* _EXERCISE TASK_:
Gather all lines containing the string "André" and copy them out.

------------------------------------

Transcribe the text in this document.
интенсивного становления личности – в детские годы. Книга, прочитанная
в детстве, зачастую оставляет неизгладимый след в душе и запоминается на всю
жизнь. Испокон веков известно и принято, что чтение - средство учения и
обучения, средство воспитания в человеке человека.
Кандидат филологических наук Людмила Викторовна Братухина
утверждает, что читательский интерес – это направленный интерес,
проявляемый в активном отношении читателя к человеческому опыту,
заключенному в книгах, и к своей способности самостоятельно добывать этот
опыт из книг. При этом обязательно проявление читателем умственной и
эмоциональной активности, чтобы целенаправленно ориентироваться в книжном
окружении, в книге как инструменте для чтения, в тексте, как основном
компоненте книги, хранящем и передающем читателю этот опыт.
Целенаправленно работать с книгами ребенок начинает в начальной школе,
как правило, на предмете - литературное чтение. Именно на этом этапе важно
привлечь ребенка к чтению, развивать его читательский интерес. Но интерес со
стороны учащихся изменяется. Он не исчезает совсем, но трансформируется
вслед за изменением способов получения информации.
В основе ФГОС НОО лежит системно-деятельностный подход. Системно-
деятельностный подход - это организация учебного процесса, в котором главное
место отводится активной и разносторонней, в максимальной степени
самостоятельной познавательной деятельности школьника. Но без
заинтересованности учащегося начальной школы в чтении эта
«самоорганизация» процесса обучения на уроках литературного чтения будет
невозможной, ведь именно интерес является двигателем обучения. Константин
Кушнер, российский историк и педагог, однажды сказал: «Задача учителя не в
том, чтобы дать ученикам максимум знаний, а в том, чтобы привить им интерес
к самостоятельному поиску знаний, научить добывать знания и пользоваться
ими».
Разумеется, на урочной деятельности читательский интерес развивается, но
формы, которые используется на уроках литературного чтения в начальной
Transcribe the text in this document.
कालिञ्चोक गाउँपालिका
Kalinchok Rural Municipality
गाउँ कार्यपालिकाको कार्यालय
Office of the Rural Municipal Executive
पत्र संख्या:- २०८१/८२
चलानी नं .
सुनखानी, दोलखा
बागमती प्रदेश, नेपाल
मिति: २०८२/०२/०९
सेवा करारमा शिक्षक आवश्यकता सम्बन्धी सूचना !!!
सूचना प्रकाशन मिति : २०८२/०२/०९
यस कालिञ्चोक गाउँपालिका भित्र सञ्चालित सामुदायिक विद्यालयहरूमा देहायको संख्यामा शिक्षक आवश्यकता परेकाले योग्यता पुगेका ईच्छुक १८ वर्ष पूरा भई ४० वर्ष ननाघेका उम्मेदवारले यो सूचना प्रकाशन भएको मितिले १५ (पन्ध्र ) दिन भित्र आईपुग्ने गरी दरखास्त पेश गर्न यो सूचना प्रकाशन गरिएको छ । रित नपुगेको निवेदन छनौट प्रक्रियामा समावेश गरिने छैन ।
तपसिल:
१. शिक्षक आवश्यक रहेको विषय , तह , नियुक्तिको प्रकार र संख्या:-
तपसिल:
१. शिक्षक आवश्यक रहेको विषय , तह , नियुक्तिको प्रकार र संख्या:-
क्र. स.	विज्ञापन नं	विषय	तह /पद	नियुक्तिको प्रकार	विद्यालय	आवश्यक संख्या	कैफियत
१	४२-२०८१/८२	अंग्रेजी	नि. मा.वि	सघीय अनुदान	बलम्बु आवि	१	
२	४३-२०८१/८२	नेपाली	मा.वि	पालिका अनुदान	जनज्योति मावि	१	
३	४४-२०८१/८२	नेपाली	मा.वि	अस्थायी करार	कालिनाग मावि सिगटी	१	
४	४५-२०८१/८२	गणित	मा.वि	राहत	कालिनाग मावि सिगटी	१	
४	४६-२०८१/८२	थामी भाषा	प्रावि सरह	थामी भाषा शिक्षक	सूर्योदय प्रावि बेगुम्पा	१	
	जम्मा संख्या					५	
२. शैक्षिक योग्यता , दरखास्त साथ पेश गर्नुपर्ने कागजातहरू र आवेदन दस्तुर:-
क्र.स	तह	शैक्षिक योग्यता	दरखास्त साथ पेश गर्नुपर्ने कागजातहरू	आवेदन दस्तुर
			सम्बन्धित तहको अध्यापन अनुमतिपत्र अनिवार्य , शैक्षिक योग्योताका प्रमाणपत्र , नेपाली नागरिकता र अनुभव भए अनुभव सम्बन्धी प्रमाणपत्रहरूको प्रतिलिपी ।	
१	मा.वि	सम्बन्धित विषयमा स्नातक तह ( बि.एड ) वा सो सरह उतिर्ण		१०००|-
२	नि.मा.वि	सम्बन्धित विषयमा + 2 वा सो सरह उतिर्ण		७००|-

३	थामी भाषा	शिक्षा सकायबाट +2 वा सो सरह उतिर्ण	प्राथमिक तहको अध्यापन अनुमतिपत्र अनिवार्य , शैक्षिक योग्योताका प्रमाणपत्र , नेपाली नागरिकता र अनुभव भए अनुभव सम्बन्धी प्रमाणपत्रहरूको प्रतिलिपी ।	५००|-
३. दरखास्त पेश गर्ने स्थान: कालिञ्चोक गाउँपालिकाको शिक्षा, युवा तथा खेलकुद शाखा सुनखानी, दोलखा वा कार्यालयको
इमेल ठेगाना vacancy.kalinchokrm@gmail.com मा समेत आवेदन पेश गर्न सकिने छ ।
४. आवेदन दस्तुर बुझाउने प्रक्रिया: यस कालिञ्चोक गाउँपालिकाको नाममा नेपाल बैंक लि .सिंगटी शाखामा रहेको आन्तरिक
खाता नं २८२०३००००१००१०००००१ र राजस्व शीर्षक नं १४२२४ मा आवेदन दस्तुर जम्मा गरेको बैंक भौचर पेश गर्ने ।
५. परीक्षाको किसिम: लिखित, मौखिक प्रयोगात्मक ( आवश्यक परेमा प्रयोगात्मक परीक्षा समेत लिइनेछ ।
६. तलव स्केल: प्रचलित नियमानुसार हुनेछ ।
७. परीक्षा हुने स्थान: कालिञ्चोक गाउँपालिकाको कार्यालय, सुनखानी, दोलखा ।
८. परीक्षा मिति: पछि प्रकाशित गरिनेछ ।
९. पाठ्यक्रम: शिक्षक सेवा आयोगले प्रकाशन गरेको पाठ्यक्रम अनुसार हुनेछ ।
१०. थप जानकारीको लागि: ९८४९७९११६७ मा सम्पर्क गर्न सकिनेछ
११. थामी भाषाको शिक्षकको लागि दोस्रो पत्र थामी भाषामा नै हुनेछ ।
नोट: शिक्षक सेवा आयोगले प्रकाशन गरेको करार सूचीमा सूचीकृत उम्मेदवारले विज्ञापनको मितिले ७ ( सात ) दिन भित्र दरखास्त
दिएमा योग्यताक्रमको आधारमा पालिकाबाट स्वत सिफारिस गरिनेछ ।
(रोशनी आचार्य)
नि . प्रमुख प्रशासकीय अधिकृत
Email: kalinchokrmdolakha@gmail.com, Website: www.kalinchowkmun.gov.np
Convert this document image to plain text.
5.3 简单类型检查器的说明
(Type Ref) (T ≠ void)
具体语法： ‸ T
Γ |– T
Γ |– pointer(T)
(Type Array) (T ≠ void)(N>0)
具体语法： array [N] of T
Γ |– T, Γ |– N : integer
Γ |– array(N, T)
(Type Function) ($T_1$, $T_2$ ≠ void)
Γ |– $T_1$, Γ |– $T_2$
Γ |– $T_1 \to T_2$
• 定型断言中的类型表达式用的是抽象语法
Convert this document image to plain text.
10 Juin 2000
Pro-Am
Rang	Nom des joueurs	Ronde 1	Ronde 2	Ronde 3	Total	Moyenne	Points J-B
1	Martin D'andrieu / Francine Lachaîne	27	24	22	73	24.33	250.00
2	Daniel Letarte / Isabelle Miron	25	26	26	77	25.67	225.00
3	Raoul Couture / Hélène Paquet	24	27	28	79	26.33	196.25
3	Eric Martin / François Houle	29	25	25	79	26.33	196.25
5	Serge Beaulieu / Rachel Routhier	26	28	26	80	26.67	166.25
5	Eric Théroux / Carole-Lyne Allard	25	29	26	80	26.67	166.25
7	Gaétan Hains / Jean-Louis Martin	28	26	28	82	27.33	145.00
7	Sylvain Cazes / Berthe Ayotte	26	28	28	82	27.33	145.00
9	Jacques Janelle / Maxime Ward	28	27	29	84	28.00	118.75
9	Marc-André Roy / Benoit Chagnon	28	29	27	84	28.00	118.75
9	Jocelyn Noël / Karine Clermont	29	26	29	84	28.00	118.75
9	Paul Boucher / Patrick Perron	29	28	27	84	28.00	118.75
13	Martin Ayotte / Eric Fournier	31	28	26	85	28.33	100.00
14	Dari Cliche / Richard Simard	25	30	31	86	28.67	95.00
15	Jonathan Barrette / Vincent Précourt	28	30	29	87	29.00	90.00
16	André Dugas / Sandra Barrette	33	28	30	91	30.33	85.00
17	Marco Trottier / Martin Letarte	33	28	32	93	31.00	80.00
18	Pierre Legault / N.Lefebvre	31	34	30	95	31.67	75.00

------------------------------------

* _RESULT OF THIS EXERCISE_:
9	Marc-André Roy / Benoit Chagnon	28	29	27	84	28.00	118.75
16	André Dugas / Sandra Barrette	33	28	30	91	30.33	85.00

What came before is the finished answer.